Task to carry out: Which lines in the records below contain the word "document"? Copy each of them.

(Collection entries)
-=-=-=-=-

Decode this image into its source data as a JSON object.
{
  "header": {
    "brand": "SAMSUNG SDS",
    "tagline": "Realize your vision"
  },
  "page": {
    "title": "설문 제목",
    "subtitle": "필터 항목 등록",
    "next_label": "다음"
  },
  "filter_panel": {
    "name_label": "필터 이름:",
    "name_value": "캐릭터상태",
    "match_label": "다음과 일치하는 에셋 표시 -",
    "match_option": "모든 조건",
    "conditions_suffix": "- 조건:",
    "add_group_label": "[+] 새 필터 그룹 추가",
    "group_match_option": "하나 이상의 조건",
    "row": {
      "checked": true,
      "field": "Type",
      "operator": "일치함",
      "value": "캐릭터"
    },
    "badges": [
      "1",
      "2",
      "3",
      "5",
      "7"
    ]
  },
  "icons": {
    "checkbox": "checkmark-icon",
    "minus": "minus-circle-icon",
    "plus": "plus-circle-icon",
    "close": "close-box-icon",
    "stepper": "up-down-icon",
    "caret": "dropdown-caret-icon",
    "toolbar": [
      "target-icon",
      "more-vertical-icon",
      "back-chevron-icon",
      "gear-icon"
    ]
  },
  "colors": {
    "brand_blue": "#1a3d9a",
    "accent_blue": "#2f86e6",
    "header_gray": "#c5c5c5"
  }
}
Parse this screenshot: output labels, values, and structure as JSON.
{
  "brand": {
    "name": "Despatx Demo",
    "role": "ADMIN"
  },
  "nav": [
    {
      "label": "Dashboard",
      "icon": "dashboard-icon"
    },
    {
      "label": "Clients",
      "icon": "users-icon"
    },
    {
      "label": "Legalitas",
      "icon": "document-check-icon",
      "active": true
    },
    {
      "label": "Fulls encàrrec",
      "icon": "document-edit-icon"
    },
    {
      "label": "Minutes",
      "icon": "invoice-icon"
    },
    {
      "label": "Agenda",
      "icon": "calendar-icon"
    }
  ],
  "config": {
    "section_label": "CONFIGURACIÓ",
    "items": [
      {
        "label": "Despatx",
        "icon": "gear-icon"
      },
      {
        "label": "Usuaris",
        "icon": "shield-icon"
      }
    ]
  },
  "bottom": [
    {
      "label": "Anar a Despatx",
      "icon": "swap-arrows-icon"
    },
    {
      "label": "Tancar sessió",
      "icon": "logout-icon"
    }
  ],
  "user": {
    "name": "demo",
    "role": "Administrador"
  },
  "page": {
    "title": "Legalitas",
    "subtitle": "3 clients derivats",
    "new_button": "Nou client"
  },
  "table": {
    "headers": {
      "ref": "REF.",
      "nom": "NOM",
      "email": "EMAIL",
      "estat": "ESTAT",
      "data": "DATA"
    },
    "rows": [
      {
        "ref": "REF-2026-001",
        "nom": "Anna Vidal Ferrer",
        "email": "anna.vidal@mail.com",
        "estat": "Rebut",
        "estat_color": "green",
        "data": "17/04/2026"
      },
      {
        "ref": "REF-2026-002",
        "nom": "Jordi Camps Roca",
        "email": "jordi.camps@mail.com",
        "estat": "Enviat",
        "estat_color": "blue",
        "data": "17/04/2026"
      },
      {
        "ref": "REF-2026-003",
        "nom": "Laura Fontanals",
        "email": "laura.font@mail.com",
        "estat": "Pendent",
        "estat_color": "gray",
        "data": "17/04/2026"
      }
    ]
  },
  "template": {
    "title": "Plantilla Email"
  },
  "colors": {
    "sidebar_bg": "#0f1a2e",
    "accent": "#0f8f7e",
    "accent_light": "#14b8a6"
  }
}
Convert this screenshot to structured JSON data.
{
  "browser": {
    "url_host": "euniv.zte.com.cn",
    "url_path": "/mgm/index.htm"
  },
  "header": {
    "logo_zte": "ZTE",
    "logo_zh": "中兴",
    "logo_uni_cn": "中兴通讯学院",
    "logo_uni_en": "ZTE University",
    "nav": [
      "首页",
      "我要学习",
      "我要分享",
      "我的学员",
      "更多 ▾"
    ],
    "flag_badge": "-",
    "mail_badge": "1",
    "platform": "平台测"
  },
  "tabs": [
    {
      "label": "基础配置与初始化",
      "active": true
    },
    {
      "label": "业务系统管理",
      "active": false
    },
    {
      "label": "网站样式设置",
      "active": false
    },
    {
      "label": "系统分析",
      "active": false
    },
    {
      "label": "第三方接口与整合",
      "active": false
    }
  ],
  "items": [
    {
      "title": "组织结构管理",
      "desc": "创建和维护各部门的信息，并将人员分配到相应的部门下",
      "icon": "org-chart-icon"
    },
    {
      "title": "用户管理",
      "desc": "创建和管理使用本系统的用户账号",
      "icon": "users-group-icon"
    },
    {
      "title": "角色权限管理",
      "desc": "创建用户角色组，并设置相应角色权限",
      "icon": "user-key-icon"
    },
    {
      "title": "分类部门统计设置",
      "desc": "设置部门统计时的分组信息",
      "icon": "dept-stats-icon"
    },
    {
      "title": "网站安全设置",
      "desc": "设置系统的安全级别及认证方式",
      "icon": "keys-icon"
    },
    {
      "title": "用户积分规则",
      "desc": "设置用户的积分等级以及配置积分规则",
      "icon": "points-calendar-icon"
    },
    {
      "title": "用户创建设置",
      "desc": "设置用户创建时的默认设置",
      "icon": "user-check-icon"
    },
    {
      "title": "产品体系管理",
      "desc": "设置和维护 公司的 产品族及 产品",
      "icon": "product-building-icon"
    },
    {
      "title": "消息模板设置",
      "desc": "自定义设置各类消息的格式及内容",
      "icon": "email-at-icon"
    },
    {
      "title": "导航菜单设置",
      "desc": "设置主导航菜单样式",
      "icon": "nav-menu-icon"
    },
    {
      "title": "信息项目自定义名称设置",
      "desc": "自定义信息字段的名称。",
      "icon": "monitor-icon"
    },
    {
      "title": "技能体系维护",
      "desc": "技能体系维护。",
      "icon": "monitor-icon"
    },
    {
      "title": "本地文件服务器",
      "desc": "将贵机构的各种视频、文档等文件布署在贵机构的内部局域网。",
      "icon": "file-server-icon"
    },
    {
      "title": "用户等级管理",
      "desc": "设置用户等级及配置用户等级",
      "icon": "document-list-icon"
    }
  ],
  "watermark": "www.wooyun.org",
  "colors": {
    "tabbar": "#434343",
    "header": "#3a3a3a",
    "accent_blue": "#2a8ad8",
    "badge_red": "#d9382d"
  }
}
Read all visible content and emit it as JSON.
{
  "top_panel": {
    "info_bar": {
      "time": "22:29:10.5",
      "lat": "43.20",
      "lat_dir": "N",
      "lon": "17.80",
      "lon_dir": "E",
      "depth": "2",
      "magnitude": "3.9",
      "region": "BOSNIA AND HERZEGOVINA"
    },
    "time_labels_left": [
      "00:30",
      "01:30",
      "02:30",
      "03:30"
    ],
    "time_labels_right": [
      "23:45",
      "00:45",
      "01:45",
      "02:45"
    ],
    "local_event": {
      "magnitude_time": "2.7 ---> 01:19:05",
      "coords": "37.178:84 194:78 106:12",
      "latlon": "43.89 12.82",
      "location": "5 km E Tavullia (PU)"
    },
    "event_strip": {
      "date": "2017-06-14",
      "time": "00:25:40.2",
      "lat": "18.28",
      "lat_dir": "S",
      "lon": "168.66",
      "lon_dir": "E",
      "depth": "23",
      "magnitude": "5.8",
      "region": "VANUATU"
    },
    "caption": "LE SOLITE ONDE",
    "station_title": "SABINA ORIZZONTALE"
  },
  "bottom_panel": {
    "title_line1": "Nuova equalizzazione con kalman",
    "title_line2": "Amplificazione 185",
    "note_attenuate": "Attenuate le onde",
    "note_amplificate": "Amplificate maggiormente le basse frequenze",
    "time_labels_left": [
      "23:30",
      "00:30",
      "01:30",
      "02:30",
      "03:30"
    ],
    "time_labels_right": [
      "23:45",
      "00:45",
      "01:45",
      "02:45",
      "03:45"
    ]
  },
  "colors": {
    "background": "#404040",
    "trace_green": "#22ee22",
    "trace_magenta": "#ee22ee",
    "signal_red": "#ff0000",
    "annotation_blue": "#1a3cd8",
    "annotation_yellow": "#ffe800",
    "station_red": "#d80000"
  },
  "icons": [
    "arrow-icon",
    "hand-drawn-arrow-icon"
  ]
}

-=-=-=-=-

Exercise answer:
      "icon": "document-check-icon",
      "icon": "document-edit-icon"
      "icon": "document-list-icon"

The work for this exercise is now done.